Your task is to gather the lines below that hold the string "subtitle".

▶ **Exercise inputs**
---
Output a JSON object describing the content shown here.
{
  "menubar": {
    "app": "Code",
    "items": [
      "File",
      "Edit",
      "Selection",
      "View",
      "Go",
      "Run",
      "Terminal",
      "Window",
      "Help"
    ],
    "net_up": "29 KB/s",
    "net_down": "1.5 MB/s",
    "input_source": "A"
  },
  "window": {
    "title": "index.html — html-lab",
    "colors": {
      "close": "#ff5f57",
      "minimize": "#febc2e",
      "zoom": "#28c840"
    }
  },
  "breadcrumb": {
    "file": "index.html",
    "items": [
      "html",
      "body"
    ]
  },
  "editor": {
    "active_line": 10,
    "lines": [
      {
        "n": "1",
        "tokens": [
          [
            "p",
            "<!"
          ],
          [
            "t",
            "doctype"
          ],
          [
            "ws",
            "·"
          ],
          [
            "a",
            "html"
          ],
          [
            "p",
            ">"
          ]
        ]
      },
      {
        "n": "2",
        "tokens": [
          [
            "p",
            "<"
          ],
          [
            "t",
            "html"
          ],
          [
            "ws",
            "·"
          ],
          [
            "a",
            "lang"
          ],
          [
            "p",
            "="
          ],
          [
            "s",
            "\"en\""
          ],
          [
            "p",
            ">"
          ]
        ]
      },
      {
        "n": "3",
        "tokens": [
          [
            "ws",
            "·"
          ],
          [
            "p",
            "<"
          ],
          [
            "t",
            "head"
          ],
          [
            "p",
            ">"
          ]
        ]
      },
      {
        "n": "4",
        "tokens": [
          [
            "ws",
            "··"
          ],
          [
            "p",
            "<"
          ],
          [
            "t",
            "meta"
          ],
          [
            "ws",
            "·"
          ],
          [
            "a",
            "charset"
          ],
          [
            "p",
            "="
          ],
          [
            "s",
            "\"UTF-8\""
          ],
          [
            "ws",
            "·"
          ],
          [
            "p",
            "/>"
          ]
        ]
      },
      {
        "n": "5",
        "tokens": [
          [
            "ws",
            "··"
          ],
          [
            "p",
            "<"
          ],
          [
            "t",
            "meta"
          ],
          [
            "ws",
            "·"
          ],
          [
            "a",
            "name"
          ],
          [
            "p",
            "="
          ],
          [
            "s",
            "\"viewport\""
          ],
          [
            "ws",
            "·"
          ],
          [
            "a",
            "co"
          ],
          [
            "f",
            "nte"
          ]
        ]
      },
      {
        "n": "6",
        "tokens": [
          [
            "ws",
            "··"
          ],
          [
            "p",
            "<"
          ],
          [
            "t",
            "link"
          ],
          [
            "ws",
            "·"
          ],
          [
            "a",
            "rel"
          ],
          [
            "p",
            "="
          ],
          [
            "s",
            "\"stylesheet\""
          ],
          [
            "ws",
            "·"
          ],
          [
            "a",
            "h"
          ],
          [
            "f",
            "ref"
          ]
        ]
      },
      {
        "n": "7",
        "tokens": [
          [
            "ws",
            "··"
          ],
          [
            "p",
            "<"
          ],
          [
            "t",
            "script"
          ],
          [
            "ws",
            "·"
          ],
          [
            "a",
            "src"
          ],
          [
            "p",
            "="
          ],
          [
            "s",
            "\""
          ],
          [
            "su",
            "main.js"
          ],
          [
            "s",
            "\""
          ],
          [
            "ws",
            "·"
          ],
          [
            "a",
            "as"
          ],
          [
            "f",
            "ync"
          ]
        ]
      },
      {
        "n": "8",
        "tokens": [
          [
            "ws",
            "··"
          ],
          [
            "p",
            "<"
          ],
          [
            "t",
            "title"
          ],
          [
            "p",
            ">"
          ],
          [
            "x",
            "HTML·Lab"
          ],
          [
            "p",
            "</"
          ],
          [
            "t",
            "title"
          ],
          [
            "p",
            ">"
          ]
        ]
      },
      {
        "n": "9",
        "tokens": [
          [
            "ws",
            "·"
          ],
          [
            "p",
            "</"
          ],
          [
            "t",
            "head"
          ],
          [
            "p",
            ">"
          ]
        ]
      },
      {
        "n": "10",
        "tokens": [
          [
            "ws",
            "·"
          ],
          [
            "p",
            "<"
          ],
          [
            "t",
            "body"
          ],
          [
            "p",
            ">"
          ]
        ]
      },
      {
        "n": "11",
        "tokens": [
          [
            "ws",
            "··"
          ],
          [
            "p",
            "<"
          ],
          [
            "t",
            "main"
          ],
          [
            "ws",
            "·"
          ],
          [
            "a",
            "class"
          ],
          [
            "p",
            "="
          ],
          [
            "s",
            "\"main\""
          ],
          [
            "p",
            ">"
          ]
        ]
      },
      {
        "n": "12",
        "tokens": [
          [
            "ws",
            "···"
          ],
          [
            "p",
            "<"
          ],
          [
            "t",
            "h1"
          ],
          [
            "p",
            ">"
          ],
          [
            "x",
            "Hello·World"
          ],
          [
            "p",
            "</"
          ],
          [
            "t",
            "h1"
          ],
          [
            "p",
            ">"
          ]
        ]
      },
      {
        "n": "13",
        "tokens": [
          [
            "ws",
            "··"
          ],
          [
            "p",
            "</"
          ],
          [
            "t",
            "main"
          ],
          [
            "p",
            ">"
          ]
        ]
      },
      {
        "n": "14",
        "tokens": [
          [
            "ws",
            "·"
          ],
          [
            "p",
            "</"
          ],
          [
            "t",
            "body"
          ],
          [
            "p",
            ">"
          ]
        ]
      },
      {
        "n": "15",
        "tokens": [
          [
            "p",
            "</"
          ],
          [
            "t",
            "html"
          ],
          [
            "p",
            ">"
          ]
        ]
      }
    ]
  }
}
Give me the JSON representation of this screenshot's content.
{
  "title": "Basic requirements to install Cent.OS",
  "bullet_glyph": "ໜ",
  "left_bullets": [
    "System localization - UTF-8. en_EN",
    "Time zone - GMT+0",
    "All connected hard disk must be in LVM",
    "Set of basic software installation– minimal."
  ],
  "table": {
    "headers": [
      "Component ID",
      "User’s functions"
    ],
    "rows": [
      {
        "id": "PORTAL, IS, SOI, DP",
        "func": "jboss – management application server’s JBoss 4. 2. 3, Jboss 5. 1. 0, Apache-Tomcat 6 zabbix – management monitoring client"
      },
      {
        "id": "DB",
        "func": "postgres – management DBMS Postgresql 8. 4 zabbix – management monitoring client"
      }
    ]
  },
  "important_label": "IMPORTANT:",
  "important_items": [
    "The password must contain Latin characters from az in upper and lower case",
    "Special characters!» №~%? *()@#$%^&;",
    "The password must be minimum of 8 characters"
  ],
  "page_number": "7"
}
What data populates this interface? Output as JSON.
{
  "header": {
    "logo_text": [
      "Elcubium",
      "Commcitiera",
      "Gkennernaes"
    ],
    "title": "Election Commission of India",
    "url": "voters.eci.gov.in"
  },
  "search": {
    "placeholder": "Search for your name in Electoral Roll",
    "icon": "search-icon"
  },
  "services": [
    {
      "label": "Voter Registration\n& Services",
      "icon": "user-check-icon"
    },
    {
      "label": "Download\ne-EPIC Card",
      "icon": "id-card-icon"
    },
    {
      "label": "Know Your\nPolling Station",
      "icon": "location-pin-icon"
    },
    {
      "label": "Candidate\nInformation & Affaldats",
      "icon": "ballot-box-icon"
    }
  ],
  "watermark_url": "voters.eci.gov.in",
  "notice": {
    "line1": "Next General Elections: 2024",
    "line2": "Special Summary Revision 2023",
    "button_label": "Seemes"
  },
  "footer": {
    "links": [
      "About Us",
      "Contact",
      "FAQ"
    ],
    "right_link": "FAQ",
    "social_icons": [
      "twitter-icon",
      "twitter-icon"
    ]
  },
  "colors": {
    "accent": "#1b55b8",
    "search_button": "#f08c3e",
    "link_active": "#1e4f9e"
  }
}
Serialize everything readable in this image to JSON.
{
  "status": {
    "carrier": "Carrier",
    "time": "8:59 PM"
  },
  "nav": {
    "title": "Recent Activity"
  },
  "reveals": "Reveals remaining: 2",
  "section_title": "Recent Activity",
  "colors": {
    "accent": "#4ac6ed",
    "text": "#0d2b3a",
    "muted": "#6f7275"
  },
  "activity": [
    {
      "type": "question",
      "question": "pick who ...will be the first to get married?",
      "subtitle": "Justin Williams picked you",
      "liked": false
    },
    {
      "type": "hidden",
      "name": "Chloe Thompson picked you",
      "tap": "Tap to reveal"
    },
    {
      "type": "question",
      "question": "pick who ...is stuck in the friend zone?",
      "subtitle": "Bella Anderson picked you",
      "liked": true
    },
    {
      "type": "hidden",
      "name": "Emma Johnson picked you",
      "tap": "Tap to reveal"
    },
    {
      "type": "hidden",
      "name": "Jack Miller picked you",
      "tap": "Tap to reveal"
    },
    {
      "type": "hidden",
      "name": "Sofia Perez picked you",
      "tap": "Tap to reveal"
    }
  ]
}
---
▶ **Task response**
      "subtitle": "Justin Williams picked you",
      "subtitle": "Bella Anderson picked you",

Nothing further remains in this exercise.